### Exercise brief
Set down each entry exactly as given; pictures should not appear in the copy.

### Stored rows
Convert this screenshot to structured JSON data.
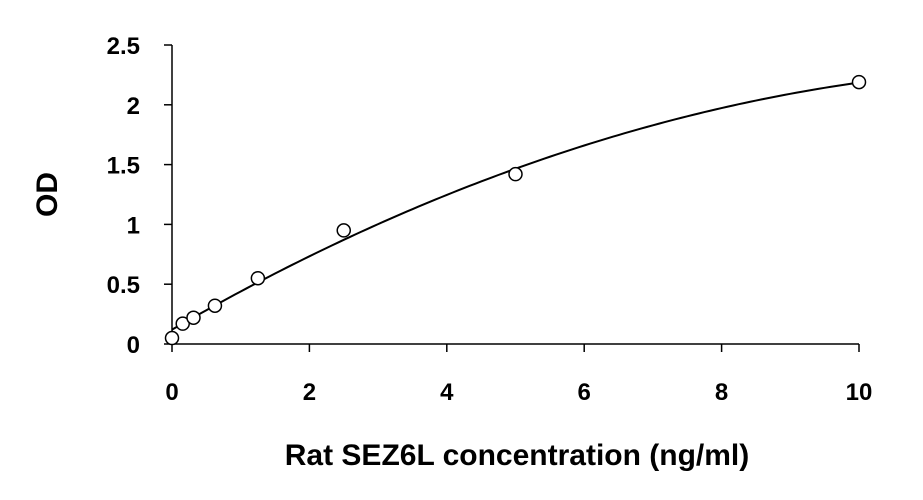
{
  "chart_data": {
    "type": "scatter",
    "title": "",
    "xlabel": "Rat SEZ6L concentration (ng/ml)",
    "ylabel": "OD",
    "xlim": [
      0,
      10
    ],
    "ylim": [
      0,
      2.5
    ],
    "xticks": [
      0,
      2,
      4,
      6,
      8,
      10
    ],
    "yticks": [
      0,
      0.5,
      1,
      1.5,
      2,
      2.5
    ],
    "xtick_labels": [
      "0",
      "2",
      "4",
      "6",
      "8",
      "10"
    ],
    "ytick_labels": [
      "0",
      "0.5",
      "1",
      "1.5",
      "2",
      "2.5"
    ],
    "grid": false,
    "legend": "none",
    "points": [
      {
        "x": 0,
        "y": 0.05
      },
      {
        "x": 0.156,
        "y": 0.17
      },
      {
        "x": 0.313,
        "y": 0.22
      },
      {
        "x": 0.625,
        "y": 0.32
      },
      {
        "x": 1.25,
        "y": 0.55
      },
      {
        "x": 2.5,
        "y": 0.95
      },
      {
        "x": 5,
        "y": 1.42
      },
      {
        "x": 10,
        "y": 2.19
      }
    ],
    "fit_curve": {
      "type": "polynomial-2",
      "coefficients": [
        0.12,
        0.3316,
        -0.0125
      ],
      "x_range": [
        0,
        10
      ]
    },
    "colors": {
      "axis": "#000000",
      "marker_fill": "#ffffff",
      "marker_stroke": "#000000",
      "curve": "#000000"
    }
  }
}
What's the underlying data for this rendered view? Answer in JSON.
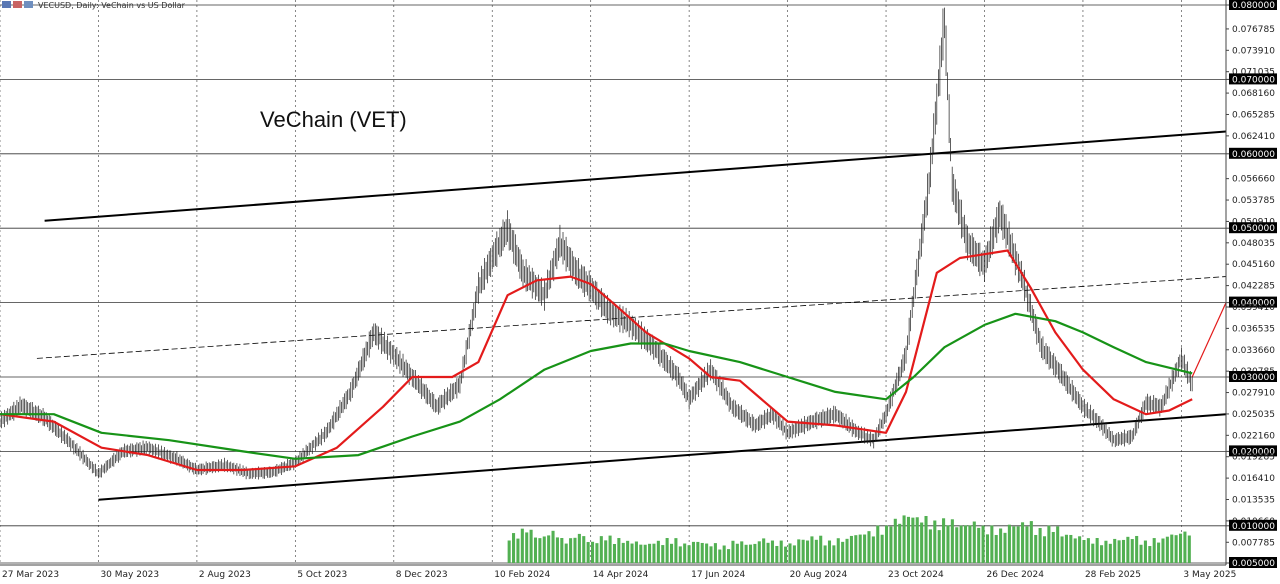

### Expected answer
Convert this screenshot to structured JSON data.
{
  "chart_data": {
    "type": "scatter",
    "title": "",
    "xlabel": "Rat SEZ6L concentration (ng/ml)",
    "ylabel": "OD",
    "xlim": [
      0,
      10
    ],
    "ylim": [
      0,
      2.5
    ],
    "xticks": [
      0,
      2,
      4,
      6,
      8,
      10
    ],
    "yticks": [
      0,
      0.5,
      1,
      1.5,
      2,
      2.5
    ],
    "xtick_labels": [
      "0",
      "2",
      "4",
      "6",
      "8",
      "10"
    ],
    "ytick_labels": [
      "0",
      "0.5",
      "1",
      "1.5",
      "2",
      "2.5"
    ],
    "grid": false,
    "legend": "none",
    "points": [
      {
        "x": 0,
        "y": 0.05
      },
      {
        "x": 0.156,
        "y": 0.17
      },
      {
        "x": 0.313,
        "y": 0.22
      },
      {
        "x": 0.625,
        "y": 0.32
      },
      {
        "x": 1.25,
        "y": 0.55
      },
      {
        "x": 2.5,
        "y": 0.95
      },
      {
        "x": 5,
        "y": 1.42
      },
      {
        "x": 10,
        "y": 2.19
      }
    ],
    "fit_curve": {
      "type": "polynomial-2",
      "coefficients": [
        0.12,
        0.3316,
        -0.0125
      ],
      "x_range": [
        0,
        10
      ]
    },
    "colors": {
      "axis": "#000000",
      "marker_fill": "#ffffff",
      "marker_stroke": "#000000",
      "curve": "#000000"
    }
  }
}
What's the underlying data for this rendered view? Answer in JSON.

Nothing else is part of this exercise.